◆ AIM OF THE EXERCISE
Below are some entries; can you quote all of them exactly?

◆ ENTRIES SHOWN
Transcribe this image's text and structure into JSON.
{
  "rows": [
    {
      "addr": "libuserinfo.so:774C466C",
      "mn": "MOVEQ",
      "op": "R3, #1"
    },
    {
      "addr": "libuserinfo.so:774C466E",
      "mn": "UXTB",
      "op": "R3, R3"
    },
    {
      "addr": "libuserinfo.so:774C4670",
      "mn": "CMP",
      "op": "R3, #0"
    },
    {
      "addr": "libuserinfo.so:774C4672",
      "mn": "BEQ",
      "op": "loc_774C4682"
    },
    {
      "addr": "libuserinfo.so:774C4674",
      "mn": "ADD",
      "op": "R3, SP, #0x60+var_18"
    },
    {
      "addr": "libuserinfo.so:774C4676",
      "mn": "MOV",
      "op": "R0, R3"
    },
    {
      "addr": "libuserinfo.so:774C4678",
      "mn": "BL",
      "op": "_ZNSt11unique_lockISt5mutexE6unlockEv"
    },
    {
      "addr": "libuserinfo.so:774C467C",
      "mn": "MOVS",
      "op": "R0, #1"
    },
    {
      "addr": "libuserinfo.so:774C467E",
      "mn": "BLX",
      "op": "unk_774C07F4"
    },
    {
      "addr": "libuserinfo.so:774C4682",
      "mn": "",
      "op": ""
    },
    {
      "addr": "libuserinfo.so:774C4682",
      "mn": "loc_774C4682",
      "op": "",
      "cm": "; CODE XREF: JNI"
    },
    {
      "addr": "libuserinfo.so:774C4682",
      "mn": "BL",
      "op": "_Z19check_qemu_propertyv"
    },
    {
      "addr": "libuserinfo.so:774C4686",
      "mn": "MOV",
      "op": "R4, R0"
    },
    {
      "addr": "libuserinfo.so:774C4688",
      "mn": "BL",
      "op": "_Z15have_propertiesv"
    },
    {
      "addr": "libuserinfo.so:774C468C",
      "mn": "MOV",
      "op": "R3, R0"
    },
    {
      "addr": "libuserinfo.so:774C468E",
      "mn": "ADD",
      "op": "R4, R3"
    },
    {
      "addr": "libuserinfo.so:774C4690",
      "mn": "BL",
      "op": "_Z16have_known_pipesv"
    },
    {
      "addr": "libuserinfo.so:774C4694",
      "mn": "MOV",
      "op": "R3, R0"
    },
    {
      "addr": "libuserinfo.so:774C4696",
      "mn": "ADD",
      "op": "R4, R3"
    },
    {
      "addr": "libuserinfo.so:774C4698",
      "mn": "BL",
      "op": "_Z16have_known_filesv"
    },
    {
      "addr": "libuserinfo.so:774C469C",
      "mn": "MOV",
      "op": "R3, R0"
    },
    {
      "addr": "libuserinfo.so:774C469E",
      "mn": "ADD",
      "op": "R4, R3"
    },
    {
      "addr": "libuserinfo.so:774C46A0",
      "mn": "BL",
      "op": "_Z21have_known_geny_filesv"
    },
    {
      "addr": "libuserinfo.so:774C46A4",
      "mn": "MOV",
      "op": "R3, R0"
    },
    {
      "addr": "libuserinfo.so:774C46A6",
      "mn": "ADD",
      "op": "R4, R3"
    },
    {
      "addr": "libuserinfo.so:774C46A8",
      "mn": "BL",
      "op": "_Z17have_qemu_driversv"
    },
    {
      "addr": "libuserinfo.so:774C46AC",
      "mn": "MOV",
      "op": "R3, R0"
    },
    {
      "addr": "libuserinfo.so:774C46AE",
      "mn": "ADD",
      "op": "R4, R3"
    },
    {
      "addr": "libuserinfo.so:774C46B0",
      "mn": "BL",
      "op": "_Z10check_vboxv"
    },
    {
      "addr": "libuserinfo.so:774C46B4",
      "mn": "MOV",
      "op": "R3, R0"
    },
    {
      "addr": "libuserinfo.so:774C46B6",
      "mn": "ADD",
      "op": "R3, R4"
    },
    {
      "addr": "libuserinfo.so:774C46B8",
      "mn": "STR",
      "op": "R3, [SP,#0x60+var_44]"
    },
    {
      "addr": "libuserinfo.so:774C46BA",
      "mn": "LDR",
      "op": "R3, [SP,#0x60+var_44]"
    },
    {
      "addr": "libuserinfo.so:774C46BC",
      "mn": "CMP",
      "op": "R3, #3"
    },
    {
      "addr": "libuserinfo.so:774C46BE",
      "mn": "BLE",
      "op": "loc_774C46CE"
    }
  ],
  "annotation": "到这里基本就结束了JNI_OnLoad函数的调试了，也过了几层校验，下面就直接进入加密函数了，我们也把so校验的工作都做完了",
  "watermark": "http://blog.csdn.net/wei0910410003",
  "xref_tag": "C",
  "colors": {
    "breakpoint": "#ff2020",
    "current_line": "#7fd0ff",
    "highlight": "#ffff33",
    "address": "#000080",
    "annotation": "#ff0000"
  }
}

◆ OUTPUT FOR THIS EXERCISE
Transcribe this image's text and structure into JSON.
{
  "rows": [
    {
      "addr": "libuserinfo.so:774C466C",
      "mn": "MOVEQ",
      "op": "R3, #1"
    },
    {
      "addr": "libuserinfo.so:774C466E",
      "mn": "UXTB",
      "op": "R3, R3"
    },
    {
      "addr": "libuserinfo.so:774C4670",
      "mn": "CMP",
      "op": "R3, #0"
    },
    {
      "addr": "libuserinfo.so:774C4672",
      "mn": "BEQ",
      "op": "loc_774C4682"
    },
    {
      "addr": "libuserinfo.so:774C4674",
      "mn": "ADD",
      "op": "R3, SP, #0x60+var_18"
    },
    {
      "addr": "libuserinfo.so:774C4676",
      "mn": "MOV",
      "op": "R0, R3"
    },
    {
      "addr": "libuserinfo.so:774C4678",
      "mn": "BL",
      "op": "_ZNSt11unique_lockISt5mutexE6unlockEv"
    },
    {
      "addr": "libuserinfo.so:774C467C",
      "mn": "MOVS",
      "op": "R0, #1"
    },
    {
      "addr": "libuserinfo.so:774C467E",
      "mn": "BLX",
      "op": "unk_774C07F4"
    },
    {
      "addr": "libuserinfo.so:774C4682",
      "mn": "",
      "op": ""
    },
    {
      "addr": "libuserinfo.so:774C4682",
      "mn": "loc_774C4682",
      "op": "",
      "cm": "; CODE XREF: JNI"
    },
    {
      "addr": "libuserinfo.so:774C4682",
      "mn": "BL",
      "op": "_Z19check_qemu_propertyv"
    },
    {
      "addr": "libuserinfo.so:774C4686",
      "mn": "MOV",
      "op": "R4, R0"
    },
    {
      "addr": "libuserinfo.so:774C4688",
      "mn": "BL",
      "op": "_Z15have_propertiesv"
    },
    {
      "addr": "libuserinfo.so:774C468C",
      "mn": "MOV",
      "op": "R3, R0"
    },
    {
      "addr": "libuserinfo.so:774C468E",
      "mn": "ADD",
      "op": "R4, R3"
    },
    {
      "addr": "libuserinfo.so:774C4690",
      "mn": "BL",
      "op": "_Z16have_known_pipesv"
    },
    {
      "addr": "libuserinfo.so:774C4694",
      "mn": "MOV",
      "op": "R3, R0"
    },
    {
      "addr": "libuserinfo.so:774C4696",
      "mn": "ADD",
      "op": "R4, R3"
    },
    {
      "addr": "libuserinfo.so:774C4698",
      "mn": "BL",
      "op": "_Z16have_known_filesv"
    },
    {
      "addr": "libuserinfo.so:774C469C",
      "mn": "MOV",
      "op": "R3, R0"
    },
    {
      "addr": "libuserinfo.so:774C469E",
      "mn": "ADD",
      "op": "R4, R3"
    },
    {
      "addr": "libuserinfo.so:774C46A0",
      "mn": "BL",
      "op": "_Z21have_known_geny_filesv"
    },
    {
      "addr": "libuserinfo.so:774C46A4",
      "mn": "MOV",
      "op": "R3, R0"
    },
    {
      "addr": "libuserinfo.so:774C46A6",
      "mn": "ADD",
      "op": "R4, R3"
    },
    {
      "addr": "libuserinfo.so:774C46A8",
      "mn": "BL",
      "op": "_Z17have_qemu_driversv"
    },
    {
      "addr": "libuserinfo.so:774C46AC",
      "mn": "MOV",
      "op": "R3, R0"
    },
    {
      "addr": "libuserinfo.so:774C46AE",
      "mn": "ADD",
      "op": "R4, R3"
    },
    {
      "addr": "libuserinfo.so:774C46B0",
      "mn": "BL",
      "op": "_Z10check_vboxv"
    },
    {
      "addr": "libuserinfo.so:774C46B4",
      "mn": "MOV",
      "op": "R3, R0"
    },
    {
      "addr": "libuserinfo.so:774C46B6",
      "mn": "ADD",
      "op": "R3, R4"
    },
    {
      "addr": "libuserinfo.so:774C46B8",
      "mn": "STR",
      "op": "R3, [SP,#0x60+var_44]"
    },
    {
      "addr": "libuserinfo.so:774C46BA",
      "mn": "LDR",
      "op": "R3, [SP,#0x60+var_44]"
    },
    {
      "addr": "libuserinfo.so:774C46BC",
      "mn": "CMP",
      "op": "R3, #3"
    },
    {
      "addr": "libuserinfo.so:774C46BE",
      "mn": "BLE",
      "op": "loc_774C46CE"
    }
  ],
  "annotation": "到这里基本就结束了JNI_OnLoad函数的调试了，也过了几层校验，下面就直接进入加密函数了，我们也把so校验的工作都做完了",
  "watermark": "http://blog.csdn.net/wei0910410003",
  "xref_tag": "C",
  "colors": {
    "breakpoint": "#ff2020",
    "current_line": "#7fd0ff",
    "highlight": "#ffff33",
    "address": "#000080",
    "annotation": "#ff0000"
  }
}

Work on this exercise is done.